[TASK GOAL]
Filter the listing and keep only the lines with the word "this".

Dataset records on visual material
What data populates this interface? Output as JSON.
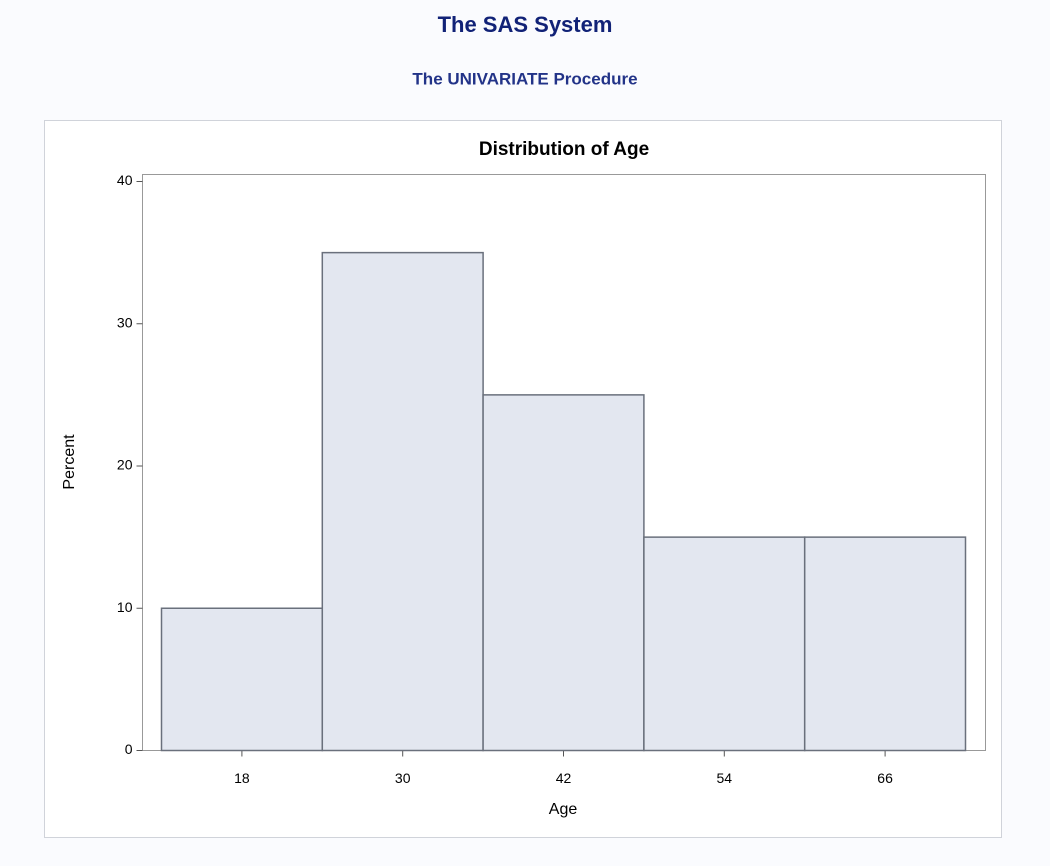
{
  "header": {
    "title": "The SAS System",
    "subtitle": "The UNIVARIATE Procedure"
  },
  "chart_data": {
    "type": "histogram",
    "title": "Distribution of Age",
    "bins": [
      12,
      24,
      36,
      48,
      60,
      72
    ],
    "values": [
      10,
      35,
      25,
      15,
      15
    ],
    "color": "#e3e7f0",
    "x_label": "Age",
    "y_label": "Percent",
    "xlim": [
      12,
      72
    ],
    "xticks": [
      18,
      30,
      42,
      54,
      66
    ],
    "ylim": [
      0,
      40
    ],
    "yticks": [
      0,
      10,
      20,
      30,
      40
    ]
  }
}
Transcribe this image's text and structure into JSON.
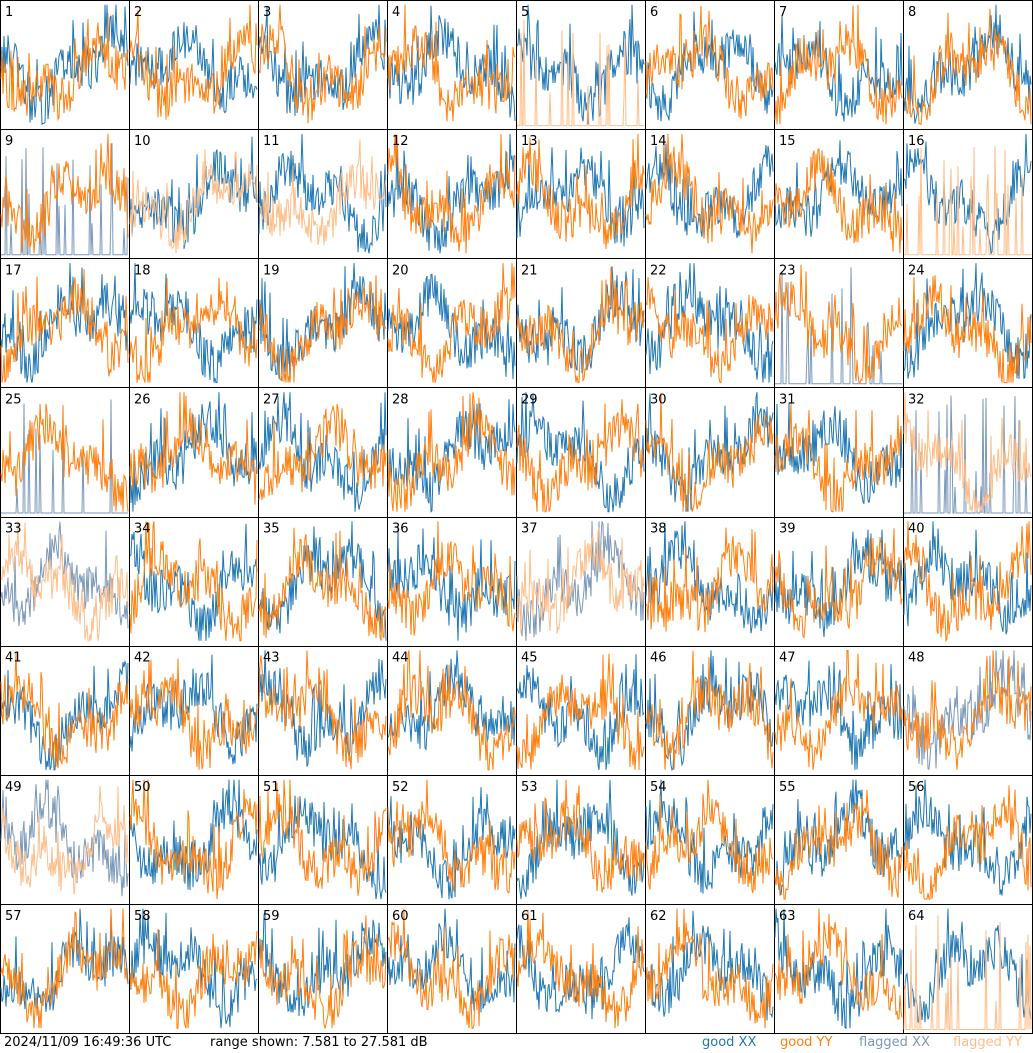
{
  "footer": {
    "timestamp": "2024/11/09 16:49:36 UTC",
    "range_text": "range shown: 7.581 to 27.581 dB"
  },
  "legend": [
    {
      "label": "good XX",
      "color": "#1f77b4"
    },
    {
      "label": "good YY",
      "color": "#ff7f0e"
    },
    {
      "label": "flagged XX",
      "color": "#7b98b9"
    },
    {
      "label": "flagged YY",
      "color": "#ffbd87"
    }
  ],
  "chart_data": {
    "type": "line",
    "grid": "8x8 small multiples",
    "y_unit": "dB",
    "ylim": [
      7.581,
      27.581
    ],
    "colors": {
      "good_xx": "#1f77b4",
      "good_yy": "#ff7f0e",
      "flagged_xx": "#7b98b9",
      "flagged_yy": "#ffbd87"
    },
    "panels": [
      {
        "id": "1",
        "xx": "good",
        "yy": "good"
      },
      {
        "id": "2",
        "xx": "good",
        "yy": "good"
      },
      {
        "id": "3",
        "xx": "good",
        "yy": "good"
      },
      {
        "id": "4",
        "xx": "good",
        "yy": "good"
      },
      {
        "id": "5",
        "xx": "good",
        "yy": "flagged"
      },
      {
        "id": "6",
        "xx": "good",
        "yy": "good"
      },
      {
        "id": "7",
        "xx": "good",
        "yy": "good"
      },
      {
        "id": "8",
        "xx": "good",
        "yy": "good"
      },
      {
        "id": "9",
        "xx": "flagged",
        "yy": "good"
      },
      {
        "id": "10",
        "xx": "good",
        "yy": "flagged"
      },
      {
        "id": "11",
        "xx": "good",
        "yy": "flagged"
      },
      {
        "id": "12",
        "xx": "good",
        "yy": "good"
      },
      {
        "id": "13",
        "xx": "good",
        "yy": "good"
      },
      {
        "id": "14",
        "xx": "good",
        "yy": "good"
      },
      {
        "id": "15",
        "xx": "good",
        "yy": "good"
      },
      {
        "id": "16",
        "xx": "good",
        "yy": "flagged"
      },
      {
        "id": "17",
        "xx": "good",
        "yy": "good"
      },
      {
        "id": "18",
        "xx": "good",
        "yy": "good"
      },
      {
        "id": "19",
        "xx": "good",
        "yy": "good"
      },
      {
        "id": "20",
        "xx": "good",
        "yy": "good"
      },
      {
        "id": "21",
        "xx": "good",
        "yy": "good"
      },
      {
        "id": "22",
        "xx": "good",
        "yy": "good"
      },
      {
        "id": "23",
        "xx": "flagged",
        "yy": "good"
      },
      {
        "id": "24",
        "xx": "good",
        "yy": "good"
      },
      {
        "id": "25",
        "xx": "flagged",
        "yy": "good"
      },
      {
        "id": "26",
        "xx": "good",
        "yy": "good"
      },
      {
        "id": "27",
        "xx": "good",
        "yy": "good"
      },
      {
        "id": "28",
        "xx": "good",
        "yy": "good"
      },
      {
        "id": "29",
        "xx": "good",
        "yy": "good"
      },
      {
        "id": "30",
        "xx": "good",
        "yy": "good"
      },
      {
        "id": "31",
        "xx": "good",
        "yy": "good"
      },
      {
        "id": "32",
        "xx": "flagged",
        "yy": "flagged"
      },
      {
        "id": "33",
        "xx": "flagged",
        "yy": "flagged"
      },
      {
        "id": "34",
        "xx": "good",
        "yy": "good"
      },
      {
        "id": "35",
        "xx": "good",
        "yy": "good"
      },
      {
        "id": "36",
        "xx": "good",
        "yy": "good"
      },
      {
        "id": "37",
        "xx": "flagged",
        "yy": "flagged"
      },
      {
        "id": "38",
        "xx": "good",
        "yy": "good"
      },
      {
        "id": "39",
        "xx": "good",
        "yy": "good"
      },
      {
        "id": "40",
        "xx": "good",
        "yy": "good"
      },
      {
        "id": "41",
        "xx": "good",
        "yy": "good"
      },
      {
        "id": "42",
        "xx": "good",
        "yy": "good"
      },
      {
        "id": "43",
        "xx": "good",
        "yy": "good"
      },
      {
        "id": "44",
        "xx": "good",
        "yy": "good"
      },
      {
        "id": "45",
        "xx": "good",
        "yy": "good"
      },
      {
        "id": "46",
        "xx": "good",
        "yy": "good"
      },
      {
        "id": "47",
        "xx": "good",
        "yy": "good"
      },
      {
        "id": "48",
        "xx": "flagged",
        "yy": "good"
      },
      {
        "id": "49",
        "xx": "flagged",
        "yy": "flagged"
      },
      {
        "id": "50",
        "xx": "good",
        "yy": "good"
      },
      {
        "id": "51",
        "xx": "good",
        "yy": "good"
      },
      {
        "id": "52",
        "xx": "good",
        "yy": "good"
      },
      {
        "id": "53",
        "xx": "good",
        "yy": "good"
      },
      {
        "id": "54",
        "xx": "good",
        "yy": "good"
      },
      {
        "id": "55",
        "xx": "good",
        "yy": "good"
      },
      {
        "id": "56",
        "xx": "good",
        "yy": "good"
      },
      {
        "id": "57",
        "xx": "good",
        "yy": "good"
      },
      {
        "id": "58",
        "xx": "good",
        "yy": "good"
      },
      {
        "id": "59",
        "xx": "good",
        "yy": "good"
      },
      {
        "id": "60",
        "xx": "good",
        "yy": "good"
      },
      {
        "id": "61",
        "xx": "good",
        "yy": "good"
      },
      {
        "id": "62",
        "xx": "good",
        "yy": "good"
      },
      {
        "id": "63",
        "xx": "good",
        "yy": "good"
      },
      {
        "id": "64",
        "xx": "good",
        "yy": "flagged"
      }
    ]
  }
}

[WRITTEN SOLUTION]
What data populates this interface? Output as JSON.
Transcribe this image's text and structure into JSON.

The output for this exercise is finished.